Saved entries:

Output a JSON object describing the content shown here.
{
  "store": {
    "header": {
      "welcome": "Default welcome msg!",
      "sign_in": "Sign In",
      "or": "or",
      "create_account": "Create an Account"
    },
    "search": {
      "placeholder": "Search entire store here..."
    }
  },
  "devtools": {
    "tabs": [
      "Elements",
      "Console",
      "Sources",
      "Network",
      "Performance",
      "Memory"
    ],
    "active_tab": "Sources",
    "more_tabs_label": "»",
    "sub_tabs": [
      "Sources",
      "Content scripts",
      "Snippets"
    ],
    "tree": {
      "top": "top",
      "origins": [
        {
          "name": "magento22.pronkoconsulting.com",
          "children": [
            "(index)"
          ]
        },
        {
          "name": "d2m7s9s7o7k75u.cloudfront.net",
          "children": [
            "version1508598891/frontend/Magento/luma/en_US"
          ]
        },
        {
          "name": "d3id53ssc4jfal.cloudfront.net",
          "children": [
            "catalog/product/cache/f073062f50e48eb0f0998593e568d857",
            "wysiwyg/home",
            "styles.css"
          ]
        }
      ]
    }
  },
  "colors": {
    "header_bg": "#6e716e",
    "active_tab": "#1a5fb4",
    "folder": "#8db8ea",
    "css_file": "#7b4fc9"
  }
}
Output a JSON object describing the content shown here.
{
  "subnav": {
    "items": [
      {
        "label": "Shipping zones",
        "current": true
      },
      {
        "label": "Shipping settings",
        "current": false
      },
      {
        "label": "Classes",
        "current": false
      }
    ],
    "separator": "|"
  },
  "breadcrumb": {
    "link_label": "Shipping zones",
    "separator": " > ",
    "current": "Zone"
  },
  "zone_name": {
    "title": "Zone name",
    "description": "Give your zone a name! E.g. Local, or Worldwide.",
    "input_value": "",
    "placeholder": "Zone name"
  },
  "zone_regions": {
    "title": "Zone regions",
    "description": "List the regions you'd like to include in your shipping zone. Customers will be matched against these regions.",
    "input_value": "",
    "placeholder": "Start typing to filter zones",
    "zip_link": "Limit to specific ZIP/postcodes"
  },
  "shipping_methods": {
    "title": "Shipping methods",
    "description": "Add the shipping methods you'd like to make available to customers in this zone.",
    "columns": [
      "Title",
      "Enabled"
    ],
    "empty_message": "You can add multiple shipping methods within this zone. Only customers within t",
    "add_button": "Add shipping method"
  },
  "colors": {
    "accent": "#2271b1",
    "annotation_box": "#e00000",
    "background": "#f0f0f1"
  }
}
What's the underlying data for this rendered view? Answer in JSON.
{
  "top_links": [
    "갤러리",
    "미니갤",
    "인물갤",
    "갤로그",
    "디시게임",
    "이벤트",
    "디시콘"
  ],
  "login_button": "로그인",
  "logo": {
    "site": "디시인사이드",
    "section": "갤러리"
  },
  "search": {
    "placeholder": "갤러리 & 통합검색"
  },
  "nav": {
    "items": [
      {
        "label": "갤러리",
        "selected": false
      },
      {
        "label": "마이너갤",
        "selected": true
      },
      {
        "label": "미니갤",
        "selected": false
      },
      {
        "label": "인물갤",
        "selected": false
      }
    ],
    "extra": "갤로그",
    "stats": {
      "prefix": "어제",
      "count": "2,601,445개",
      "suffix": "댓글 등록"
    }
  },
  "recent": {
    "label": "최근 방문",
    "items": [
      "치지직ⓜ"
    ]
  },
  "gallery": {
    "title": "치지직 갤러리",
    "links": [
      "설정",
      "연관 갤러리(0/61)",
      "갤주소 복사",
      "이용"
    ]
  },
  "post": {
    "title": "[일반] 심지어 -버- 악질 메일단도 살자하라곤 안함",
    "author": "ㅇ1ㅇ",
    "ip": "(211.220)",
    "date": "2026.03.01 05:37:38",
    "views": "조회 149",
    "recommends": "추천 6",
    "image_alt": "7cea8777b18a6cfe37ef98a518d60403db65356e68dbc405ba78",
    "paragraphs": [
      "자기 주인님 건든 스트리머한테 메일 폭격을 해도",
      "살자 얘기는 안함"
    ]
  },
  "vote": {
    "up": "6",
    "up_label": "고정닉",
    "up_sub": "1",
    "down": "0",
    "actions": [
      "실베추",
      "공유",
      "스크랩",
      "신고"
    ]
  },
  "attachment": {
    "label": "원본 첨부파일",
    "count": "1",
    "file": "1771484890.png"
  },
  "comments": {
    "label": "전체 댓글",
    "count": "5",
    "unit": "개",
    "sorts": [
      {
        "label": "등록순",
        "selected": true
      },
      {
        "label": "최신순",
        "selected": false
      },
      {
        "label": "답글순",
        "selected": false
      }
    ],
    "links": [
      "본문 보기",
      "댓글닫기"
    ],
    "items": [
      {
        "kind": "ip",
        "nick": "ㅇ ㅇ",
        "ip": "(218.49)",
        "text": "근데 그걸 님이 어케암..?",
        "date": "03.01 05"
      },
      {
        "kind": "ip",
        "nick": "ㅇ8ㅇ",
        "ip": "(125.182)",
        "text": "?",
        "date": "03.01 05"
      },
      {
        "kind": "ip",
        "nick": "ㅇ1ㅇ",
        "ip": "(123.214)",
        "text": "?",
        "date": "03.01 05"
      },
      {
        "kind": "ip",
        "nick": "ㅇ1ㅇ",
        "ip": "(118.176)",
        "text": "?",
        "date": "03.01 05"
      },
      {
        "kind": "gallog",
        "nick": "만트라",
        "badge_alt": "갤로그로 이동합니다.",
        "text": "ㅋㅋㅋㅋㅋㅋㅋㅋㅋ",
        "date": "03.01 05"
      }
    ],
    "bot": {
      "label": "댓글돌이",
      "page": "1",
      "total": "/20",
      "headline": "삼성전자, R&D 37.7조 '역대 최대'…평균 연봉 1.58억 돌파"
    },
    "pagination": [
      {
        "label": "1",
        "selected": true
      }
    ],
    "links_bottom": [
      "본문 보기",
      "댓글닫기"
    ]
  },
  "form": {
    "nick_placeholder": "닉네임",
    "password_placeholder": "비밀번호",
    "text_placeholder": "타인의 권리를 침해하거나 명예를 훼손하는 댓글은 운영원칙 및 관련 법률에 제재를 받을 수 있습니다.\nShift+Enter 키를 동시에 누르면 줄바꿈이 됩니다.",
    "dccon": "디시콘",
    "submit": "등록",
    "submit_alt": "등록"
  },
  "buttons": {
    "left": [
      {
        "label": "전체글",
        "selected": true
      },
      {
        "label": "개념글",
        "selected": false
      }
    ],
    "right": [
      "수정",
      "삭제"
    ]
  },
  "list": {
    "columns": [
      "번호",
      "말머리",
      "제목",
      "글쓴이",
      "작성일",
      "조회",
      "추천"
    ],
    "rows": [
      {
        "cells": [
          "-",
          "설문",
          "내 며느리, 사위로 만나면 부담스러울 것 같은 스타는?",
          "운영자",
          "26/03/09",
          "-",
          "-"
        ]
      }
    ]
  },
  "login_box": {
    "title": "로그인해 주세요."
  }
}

WHAT THE TASK ASKS:
Repeat the data exactly. Leave nothing out.

PROBLEM SOLUTION:
Output a JSON object describing the content shown here.
{
  "store": {
    "header": {
      "welcome": "Default welcome msg!",
      "sign_in": "Sign In",
      "or": "or",
      "create_account": "Create an Account"
    },
    "search": {
      "placeholder": "Search entire store here..."
    }
  },
  "devtools": {
    "tabs": [
      "Elements",
      "Console",
      "Sources",
      "Network",
      "Performance",
      "Memory"
    ],
    "active_tab": "Sources",
    "more_tabs_label": "»",
    "sub_tabs": [
      "Sources",
      "Content scripts",
      "Snippets"
    ],
    "tree": {
      "top": "top",
      "origins": [
        {
          "name": "magento22.pronkoconsulting.com",
          "children": [
            "(index)"
          ]
        },
        {
          "name": "d2m7s9s7o7k75u.cloudfront.net",
          "children": [
            "version1508598891/frontend/Magento/luma/en_US"
          ]
        },
        {
          "name": "d3id53ssc4jfal.cloudfront.net",
          "children": [
            "catalog/product/cache/f073062f50e48eb0f0998593e568d857",
            "wysiwyg/home",
            "styles.css"
          ]
        }
      ]
    }
  },
  "colors": {
    "header_bg": "#6e716e",
    "active_tab": "#1a5fb4",
    "folder": "#8db8ea",
    "css_file": "#7b4fc9"
  }
}
Output a JSON object describing the content shown here.
{
  "subnav": {
    "items": [
      {
        "label": "Shipping zones",
        "current": true
      },
      {
        "label": "Shipping settings",
        "current": false
      },
      {
        "label": "Classes",
        "current": false
      }
    ],
    "separator": "|"
  },
  "breadcrumb": {
    "link_label": "Shipping zones",
    "separator": " > ",
    "current": "Zone"
  },
  "zone_name": {
    "title": "Zone name",
    "description": "Give your zone a name! E.g. Local, or Worldwide.",
    "input_value": "",
    "placeholder": "Zone name"
  },
  "zone_regions": {
    "title": "Zone regions",
    "description": "List the regions you'd like to include in your shipping zone. Customers will be matched against these regions.",
    "input_value": "",
    "placeholder": "Start typing to filter zones",
    "zip_link": "Limit to specific ZIP/postcodes"
  },
  "shipping_methods": {
    "title": "Shipping methods",
    "description": "Add the shipping methods you'd like to make available to customers in this zone.",
    "columns": [
      "Title",
      "Enabled"
    ],
    "empty_message": "You can add multiple shipping methods within this zone. Only customers within t",
    "add_button": "Add shipping method"
  },
  "colors": {
    "accent": "#2271b1",
    "annotation_box": "#e00000",
    "background": "#f0f0f1"
  }
}
What's the underlying data for this rendered view? Answer in JSON.
{
  "top_links": [
    "갤러리",
    "미니갤",
    "인물갤",
    "갤로그",
    "디시게임",
    "이벤트",
    "디시콘"
  ],
  "login_button": "로그인",
  "logo": {
    "site": "디시인사이드",
    "section": "갤러리"
  },
  "search": {
    "placeholder": "갤러리 & 통합검색"
  },
  "nav": {
    "items": [
      {
        "label": "갤러리",
        "selected": false
      },
      {
        "label": "마이너갤",
        "selected": true
      },
      {
        "label": "미니갤",
        "selected": false
      },
      {
        "label": "인물갤",
        "selected": false
      }
    ],
    "extra": "갤로그",
    "stats": {
      "prefix": "어제",
      "count": "2,601,445개",
      "suffix": "댓글 등록"
    }
  },
  "recent": {
    "label": "최근 방문",
    "items": [
      "치지직ⓜ"
    ]
  },
  "gallery": {
    "title": "치지직 갤러리",
    "links": [
      "설정",
      "연관 갤러리(0/61)",
      "갤주소 복사",
      "이용"
    ]
  },
  "post": {
    "title": "[일반] 심지어 -버- 악질 메일단도 살자하라곤 안함",
    "author": "ㅇ1ㅇ",
    "ip": "(211.220)",
    "date": "2026.03.01 05:37:38",
    "views": "조회 149",
    "recommends": "추천 6",
    "image_alt": "7cea8777b18a6cfe37ef98a518d60403db65356e68dbc405ba78",
    "paragraphs": [
      "자기 주인님 건든 스트리머한테 메일 폭격을 해도",
      "살자 얘기는 안함"
    ]
  },
  "vote": {
    "up": "6",
    "up_label": "고정닉",
    "up_sub": "1",
    "down": "0",
    "actions": [
      "실베추",
      "공유",
      "스크랩",
      "신고"
    ]
  },
  "attachment": {
    "label": "원본 첨부파일",
    "count": "1",
    "file": "1771484890.png"
  },
  "comments": {
    "label": "전체 댓글",
    "count": "5",
    "unit": "개",
    "sorts": [
      {
        "label": "등록순",
        "selected": true
      },
      {
        "label": "최신순",
        "selected": false
      },
      {
        "label": "답글순",
        "selected": false
      }
    ],
    "links": [
      "본문 보기",
      "댓글닫기"
    ],
    "items": [
      {
        "kind": "ip",
        "nick": "ㅇ ㅇ",
        "ip": "(218.49)",
        "text": "근데 그걸 님이 어케암..?",
        "date": "03.01 05"
      },
      {
        "kind": "ip",
        "nick": "ㅇ8ㅇ",
        "ip": "(125.182)",
        "text": "?",
        "date": "03.01 05"
      },
      {
        "kind": "ip",
        "nick": "ㅇ1ㅇ",
        "ip": "(123.214)",
        "text": "?",
        "date": "03.01 05"
      },
      {
        "kind": "ip",
        "nick": "ㅇ1ㅇ",
        "ip": "(118.176)",
        "text": "?",
        "date": "03.01 05"
      },
      {
        "kind": "gallog",
        "nick": "만트라",
        "badge_alt": "갤로그로 이동합니다.",
        "text": "ㅋㅋㅋㅋㅋㅋㅋㅋㅋ",
        "date": "03.01 05"
      }
    ],
    "bot": {
      "label": "댓글돌이",
      "page": "1",
      "total": "/20",
      "headline": "삼성전자, R&D 37.7조 '역대 최대'…평균 연봉 1.58억 돌파"
    },
    "pagination": [
      {
        "label": "1",
        "selected": true
      }
    ],
    "links_bottom": [
      "본문 보기",
      "댓글닫기"
    ]
  },
  "form": {
    "nick_placeholder": "닉네임",
    "password_placeholder": "비밀번호",
    "text_placeholder": "타인의 권리를 침해하거나 명예를 훼손하는 댓글은 운영원칙 및 관련 법률에 제재를 받을 수 있습니다.\nShift+Enter 키를 동시에 누르면 줄바꿈이 됩니다.",
    "dccon": "디시콘",
    "submit": "등록",
    "submit_alt": "등록"
  },
  "buttons": {
    "left": [
      {
        "label": "전체글",
        "selected": true
      },
      {
        "label": "개념글",
        "selected": false
      }
    ],
    "right": [
      "수정",
      "삭제"
    ]
  },
  "list": {
    "columns": [
      "번호",
      "말머리",
      "제목",
      "글쓴이",
      "작성일",
      "조회",
      "추천"
    ],
    "rows": [
      {
        "cells": [
          "-",
          "설문",
          "내 며느리, 사위로 만나면 부담스러울 것 같은 스타는?",
          "운영자",
          "26/03/09",
          "-",
          "-"
        ]
      }
    ]
  },
  "login_box": {
    "title": "로그인해 주세요."
  }
}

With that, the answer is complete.